- _What this task involves_: List all lines in the material below that contain "aligned".

── Data provided ──

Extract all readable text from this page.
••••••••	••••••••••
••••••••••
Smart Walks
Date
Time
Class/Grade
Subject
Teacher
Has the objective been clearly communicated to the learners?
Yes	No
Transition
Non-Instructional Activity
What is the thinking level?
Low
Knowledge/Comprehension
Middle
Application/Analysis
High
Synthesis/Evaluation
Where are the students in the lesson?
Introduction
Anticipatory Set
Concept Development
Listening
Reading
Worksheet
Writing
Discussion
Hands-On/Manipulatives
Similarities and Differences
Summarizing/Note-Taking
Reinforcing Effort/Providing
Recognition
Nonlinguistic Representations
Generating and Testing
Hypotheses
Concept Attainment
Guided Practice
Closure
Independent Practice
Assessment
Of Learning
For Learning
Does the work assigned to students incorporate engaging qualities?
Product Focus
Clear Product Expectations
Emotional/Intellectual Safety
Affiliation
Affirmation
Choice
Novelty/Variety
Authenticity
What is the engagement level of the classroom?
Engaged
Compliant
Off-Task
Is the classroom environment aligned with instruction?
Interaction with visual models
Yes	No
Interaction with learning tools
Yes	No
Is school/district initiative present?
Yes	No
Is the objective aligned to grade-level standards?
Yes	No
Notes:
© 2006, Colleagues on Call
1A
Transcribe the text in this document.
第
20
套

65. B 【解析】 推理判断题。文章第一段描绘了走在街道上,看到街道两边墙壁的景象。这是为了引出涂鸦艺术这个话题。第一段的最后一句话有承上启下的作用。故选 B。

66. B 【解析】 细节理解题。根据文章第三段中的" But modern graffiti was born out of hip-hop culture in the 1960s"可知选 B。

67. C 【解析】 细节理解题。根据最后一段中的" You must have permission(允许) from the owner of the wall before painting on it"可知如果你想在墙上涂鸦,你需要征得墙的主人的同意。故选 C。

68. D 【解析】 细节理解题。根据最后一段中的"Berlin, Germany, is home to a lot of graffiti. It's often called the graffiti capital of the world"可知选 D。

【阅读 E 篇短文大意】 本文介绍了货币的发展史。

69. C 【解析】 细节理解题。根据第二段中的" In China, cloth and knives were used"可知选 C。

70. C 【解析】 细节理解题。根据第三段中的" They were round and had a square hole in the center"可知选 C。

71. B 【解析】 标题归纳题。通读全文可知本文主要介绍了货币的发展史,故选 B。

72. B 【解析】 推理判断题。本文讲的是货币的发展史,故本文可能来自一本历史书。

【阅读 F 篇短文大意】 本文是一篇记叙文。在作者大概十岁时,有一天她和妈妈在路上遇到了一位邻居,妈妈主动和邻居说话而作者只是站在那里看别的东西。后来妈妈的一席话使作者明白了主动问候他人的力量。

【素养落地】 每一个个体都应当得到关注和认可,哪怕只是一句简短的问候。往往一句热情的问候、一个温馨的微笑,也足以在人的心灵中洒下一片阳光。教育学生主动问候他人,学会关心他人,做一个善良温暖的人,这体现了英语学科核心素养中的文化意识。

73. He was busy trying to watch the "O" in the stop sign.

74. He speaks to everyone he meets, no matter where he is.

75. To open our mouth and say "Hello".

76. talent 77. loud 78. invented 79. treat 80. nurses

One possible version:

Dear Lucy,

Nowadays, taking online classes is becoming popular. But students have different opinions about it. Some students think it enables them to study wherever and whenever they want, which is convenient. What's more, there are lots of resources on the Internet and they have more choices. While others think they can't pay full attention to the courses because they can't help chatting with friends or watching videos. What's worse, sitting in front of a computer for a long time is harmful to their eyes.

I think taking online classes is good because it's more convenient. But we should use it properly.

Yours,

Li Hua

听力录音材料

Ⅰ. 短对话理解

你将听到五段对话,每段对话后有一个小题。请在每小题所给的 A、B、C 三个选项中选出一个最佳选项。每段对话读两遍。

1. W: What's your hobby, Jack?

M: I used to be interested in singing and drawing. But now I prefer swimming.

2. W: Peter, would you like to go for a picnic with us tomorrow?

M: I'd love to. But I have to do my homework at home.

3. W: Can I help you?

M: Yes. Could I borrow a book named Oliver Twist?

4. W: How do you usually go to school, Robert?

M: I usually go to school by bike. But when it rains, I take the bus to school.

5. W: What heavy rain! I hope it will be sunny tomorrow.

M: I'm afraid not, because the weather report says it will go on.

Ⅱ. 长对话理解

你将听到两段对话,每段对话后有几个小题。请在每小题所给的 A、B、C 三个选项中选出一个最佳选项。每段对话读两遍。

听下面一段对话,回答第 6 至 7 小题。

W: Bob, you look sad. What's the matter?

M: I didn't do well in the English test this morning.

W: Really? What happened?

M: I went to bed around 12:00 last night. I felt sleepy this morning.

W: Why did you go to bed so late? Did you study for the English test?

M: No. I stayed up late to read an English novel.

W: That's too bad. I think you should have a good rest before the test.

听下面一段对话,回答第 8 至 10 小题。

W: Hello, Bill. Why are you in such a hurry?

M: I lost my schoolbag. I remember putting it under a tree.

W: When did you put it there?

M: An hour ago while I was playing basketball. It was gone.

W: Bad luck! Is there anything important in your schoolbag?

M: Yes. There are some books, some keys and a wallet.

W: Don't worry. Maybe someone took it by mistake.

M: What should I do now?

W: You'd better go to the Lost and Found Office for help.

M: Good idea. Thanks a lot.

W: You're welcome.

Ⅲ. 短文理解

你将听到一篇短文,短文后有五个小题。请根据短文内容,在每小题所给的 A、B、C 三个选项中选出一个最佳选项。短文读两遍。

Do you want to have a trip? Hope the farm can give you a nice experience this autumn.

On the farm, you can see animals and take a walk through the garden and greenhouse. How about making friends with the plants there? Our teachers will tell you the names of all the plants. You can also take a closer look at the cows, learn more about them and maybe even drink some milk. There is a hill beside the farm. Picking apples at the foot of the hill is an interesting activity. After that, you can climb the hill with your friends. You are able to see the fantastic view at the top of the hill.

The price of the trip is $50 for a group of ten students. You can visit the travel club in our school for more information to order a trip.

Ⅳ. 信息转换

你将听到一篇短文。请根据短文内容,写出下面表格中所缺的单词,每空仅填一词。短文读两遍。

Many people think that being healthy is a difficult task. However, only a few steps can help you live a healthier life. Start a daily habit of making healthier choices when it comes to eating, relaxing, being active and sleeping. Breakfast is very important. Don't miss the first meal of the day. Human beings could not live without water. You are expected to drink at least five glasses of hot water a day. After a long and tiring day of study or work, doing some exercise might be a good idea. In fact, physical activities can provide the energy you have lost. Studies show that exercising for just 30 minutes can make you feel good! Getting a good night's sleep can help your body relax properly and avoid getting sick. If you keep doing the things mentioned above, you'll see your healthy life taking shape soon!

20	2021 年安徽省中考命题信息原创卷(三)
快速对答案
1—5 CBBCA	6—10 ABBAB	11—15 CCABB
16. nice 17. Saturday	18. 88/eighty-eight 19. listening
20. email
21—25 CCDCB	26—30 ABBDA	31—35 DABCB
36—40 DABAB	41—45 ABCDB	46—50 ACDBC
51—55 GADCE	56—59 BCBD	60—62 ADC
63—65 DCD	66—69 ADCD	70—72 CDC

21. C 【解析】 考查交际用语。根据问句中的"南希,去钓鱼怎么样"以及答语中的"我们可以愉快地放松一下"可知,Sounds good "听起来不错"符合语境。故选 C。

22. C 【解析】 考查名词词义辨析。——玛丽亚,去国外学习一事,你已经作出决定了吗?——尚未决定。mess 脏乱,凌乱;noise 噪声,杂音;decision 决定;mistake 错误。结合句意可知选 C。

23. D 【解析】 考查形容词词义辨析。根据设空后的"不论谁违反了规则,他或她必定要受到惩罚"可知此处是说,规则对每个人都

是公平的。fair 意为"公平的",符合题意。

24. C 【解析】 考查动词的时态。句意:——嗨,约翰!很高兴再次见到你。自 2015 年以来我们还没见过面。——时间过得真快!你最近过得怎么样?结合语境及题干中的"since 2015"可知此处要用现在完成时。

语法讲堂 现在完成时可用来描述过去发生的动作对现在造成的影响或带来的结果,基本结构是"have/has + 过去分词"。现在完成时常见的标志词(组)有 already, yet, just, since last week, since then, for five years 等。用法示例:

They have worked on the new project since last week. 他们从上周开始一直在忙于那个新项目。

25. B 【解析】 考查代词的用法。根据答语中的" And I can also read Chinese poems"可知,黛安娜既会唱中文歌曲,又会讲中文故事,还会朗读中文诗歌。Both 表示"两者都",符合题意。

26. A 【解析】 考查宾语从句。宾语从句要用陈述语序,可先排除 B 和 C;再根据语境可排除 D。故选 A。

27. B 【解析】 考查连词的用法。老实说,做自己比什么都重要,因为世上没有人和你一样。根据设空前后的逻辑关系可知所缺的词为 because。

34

───

- _The output_:
Is the classroom environment aligned with instruction?
Is the objective aligned to grade-level standards?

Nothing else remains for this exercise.